Structured figure records
· · · ·

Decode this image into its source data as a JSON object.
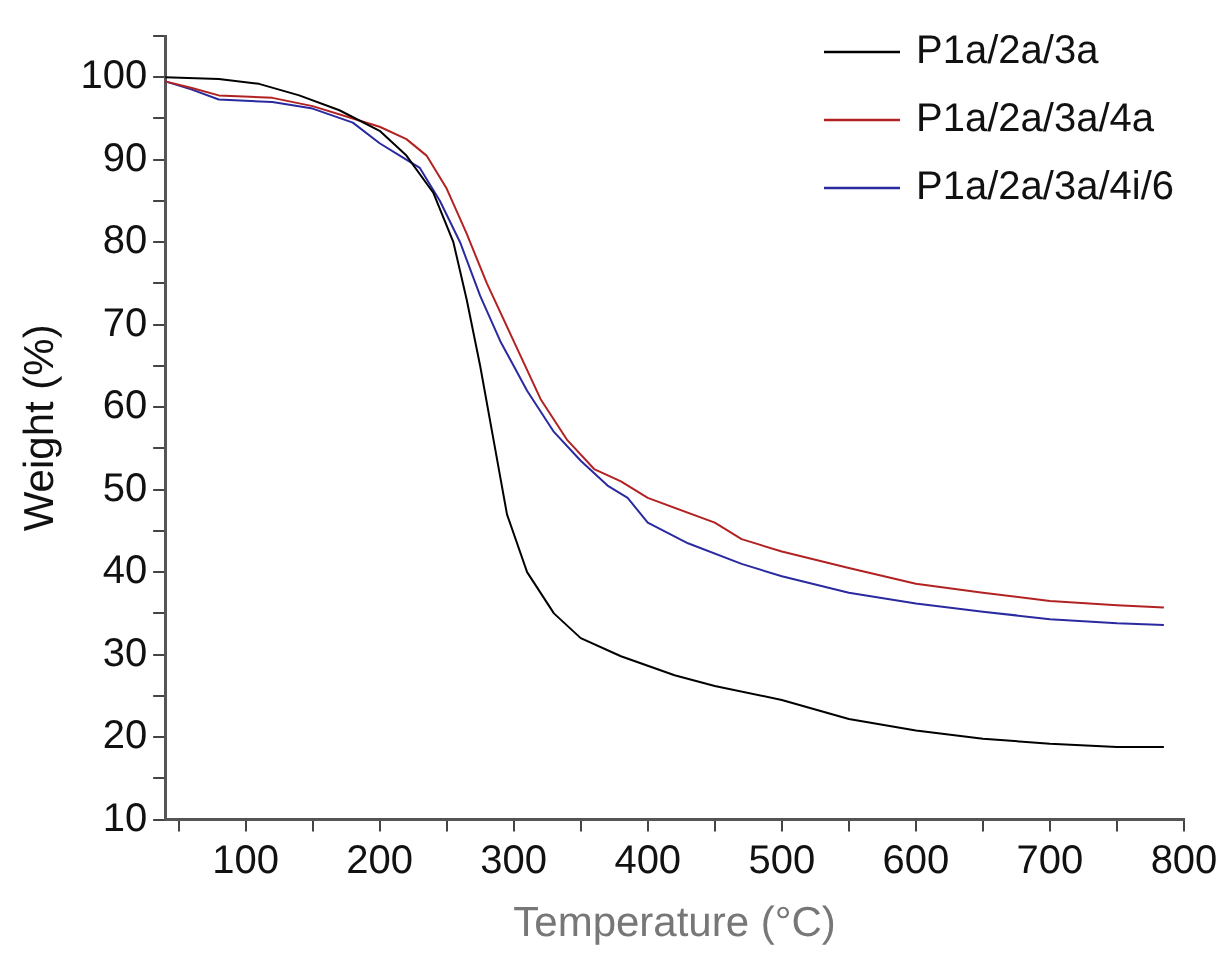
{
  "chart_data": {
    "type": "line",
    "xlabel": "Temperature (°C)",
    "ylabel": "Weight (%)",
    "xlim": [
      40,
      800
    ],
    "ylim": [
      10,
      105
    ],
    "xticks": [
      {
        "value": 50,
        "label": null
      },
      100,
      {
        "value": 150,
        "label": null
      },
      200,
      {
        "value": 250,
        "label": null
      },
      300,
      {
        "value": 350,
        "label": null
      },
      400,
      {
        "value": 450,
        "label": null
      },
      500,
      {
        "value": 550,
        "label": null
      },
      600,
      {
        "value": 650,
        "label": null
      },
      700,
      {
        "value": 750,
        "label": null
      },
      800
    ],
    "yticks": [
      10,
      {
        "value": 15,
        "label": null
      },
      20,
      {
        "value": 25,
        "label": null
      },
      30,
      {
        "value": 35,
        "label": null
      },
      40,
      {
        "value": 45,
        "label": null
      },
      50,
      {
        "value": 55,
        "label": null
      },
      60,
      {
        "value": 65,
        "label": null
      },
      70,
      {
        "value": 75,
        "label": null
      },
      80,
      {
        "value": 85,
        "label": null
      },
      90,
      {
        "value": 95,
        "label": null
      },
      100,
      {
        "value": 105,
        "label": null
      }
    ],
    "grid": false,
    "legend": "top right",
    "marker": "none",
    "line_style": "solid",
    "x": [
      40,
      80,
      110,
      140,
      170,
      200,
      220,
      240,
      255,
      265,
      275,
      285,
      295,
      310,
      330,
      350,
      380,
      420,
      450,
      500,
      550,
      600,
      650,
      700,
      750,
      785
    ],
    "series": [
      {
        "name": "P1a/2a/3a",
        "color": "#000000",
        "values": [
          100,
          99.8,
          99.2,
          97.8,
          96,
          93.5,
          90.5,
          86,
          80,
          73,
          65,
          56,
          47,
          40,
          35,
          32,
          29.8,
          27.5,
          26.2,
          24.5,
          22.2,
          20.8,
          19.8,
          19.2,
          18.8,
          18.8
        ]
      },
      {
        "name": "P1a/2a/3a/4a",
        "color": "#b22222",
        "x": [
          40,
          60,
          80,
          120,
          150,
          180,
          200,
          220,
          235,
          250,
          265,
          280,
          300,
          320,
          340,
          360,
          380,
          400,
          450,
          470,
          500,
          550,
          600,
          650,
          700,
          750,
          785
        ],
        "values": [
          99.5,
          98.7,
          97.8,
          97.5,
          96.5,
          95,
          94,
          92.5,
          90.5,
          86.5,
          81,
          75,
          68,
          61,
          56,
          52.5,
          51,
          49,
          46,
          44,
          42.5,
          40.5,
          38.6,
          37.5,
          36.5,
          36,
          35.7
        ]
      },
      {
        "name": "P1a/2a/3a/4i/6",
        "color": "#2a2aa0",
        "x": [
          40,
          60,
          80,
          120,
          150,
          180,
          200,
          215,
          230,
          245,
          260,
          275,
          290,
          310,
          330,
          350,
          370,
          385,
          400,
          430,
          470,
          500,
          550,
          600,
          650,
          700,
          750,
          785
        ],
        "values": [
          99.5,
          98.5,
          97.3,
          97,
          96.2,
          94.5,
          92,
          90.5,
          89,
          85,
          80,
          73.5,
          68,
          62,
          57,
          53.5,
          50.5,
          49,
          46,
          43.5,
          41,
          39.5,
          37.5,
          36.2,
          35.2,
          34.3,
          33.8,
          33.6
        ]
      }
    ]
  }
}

· · · ·

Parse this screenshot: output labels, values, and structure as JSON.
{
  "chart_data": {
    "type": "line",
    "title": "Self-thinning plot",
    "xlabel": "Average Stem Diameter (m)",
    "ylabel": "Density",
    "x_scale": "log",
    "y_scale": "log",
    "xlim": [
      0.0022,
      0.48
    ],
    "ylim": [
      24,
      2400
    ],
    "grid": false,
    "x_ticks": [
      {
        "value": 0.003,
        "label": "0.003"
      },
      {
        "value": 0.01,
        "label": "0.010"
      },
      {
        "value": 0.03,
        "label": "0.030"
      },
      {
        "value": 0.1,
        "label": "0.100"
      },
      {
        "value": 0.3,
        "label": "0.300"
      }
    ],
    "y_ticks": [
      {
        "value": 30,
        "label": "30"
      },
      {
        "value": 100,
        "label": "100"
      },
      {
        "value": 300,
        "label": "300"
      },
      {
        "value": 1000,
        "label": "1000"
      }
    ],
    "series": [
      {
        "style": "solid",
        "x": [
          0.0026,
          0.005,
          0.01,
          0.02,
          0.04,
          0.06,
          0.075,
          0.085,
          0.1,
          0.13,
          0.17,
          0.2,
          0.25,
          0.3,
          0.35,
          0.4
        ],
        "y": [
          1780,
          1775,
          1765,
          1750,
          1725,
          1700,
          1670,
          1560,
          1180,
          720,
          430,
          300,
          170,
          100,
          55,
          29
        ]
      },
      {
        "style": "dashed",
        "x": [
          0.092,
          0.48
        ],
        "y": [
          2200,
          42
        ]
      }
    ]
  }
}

· · · ·

(Objective):
Check each line of the records for the string "color" and state how many lines contain it. Give only the number.

(Task result):
3